- SHORT TASK:
Leave out the pictures and copy each record below exactly.

- RECORDS SUPPLIED:

[Begin]

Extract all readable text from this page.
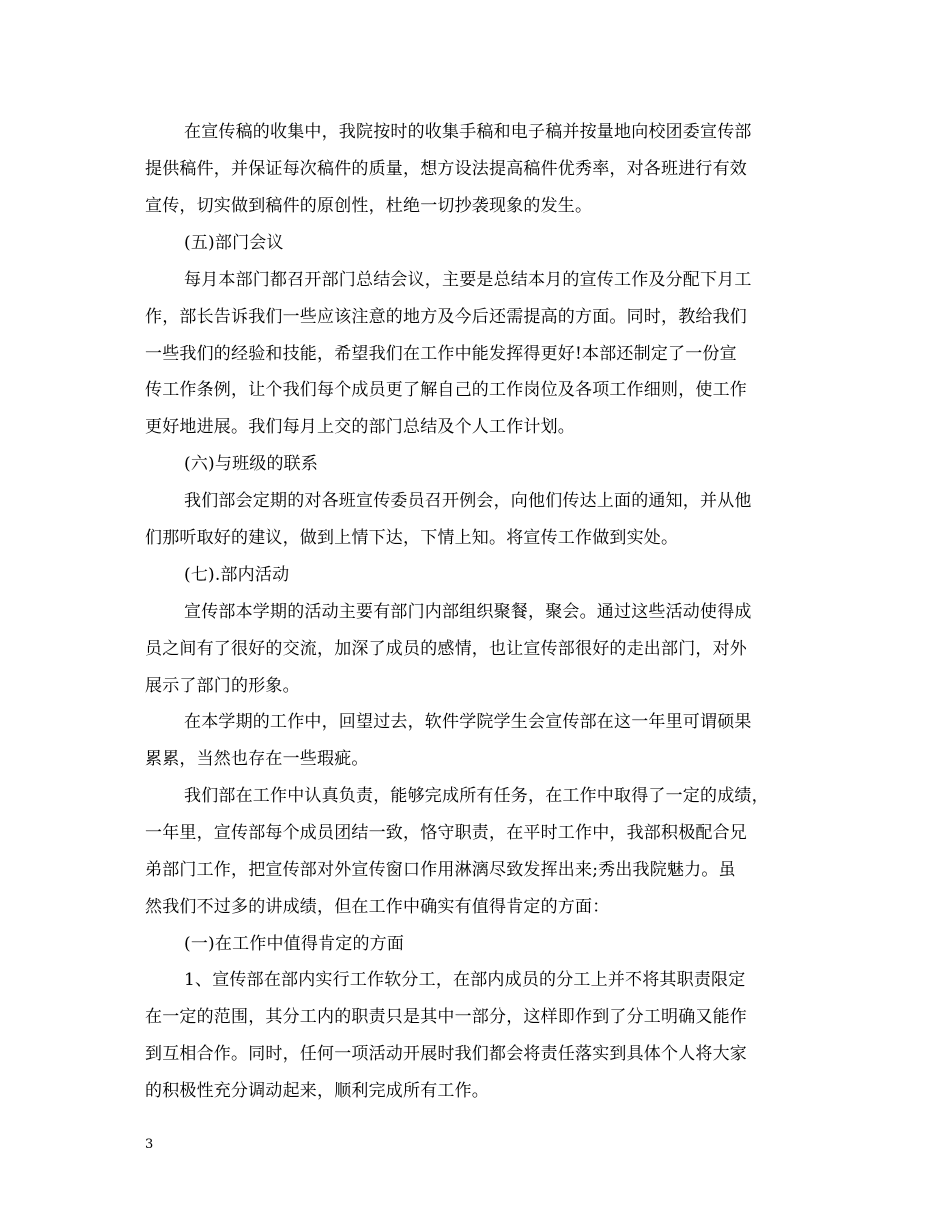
在宣传稿的收集中，我院按时的收集手稿和电子稿并按量地向校团委宣传部
提供稿件，并保证每次稿件的质量，想方设法提高稿件优秀率，对各班进行有效
宣传，切实做到稿件的原创性，杜绝一切抄袭现象的发生。
(五)部门会议
每月本部门都召开部门总结会议，主要是总结本月的宣传工作及分配下月工
作，部长告诉我们一些应该注意的地方及今后还需提高的方面。同时，教给我们
一些我们的经验和技能，希望我们在工作中能发挥得更好!本部还制定了一份宣
传工作条例，让个我们每个成员更了解自己的工作岗位及各项工作细则，使工作
更好地进展。我们每月上交的部门总结及个人工作计划。
(六)与班级的联系
我们部会定期的对各班宣传委员召开例会，向他们传达上面的通知，并从他
们那听取好的建议，做到上情下达，下情上知。将宣传工作做到实处。
(七).部内活动
宣传部本学期的活动主要有部门内部组织聚餐，聚会。通过这些活动使得成
员之间有了很好的交流，加深了成员的感情，也让宣传部很好的走出部门，对外
展示了部门的形象。
在本学期的工作中，回望过去，软件学院学生会宣传部在这一年里可谓硕果
累累，当然也存在一些瑕疵。
我们部在工作中认真负责，能够完成所有任务，在工作中取得了一定的成绩，
一年里，宣传部每个成员团结一致，恪守职责，在平时工作中，我部积极配合兄
弟部门工作，把宣传部对外宣传窗口作用淋漓尽致发挥出来;秀出我院魅力。虽
然我们不过多的讲成绩，但在工作中确实有值得肯定的方面：
(一)在工作中值得肯定的方面
1、宣传部在部内实行工作软分工，在部内成员的分工上并不将其职责限定
在一定的范围，其分工内的职责只是其中一部分，这样即作到了分工明确又能作
到互相合作。同时，任何一项活动开展时我们都会将责任落实到具体个人将大家
的积极性充分调动起来，顺利完成所有工作。
3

[End]

- FULL SOLUTION:
Extract all readable text from this page.
在宣传稿的收集中，我院按时的收集手稿和电子稿并按量地向校团委宣传部
提供稿件，并保证每次稿件的质量，想方设法提高稿件优秀率，对各班进行有效
宣传，切实做到稿件的原创性，杜绝一切抄袭现象的发生。
(五)部门会议
每月本部门都召开部门总结会议，主要是总结本月的宣传工作及分配下月工
作，部长告诉我们一些应该注意的地方及今后还需提高的方面。同时，教给我们
一些我们的经验和技能，希望我们在工作中能发挥得更好!本部还制定了一份宣
传工作条例，让个我们每个成员更了解自己的工作岗位及各项工作细则，使工作
更好地进展。我们每月上交的部门总结及个人工作计划。
(六)与班级的联系
我们部会定期的对各班宣传委员召开例会，向他们传达上面的通知，并从他
们那听取好的建议，做到上情下达，下情上知。将宣传工作做到实处。
(七).部内活动
宣传部本学期的活动主要有部门内部组织聚餐，聚会。通过这些活动使得成
员之间有了很好的交流，加深了成员的感情，也让宣传部很好的走出部门，对外
展示了部门的形象。
在本学期的工作中，回望过去，软件学院学生会宣传部在这一年里可谓硕果
累累，当然也存在一些瑕疵。
我们部在工作中认真负责，能够完成所有任务，在工作中取得了一定的成绩，
一年里，宣传部每个成员团结一致，恪守职责，在平时工作中，我部积极配合兄
弟部门工作，把宣传部对外宣传窗口作用淋漓尽致发挥出来;秀出我院魅力。虽
然我们不过多的讲成绩，但在工作中确实有值得肯定的方面：
(一)在工作中值得肯定的方面
1、宣传部在部内实行工作软分工，在部内成员的分工上并不将其职责限定
在一定的范围，其分工内的职责只是其中一部分，这样即作到了分工明确又能作
到互相合作。同时，任何一项活动开展时我们都会将责任落实到具体个人将大家
的积极性充分调动起来，顺利完成所有工作。
3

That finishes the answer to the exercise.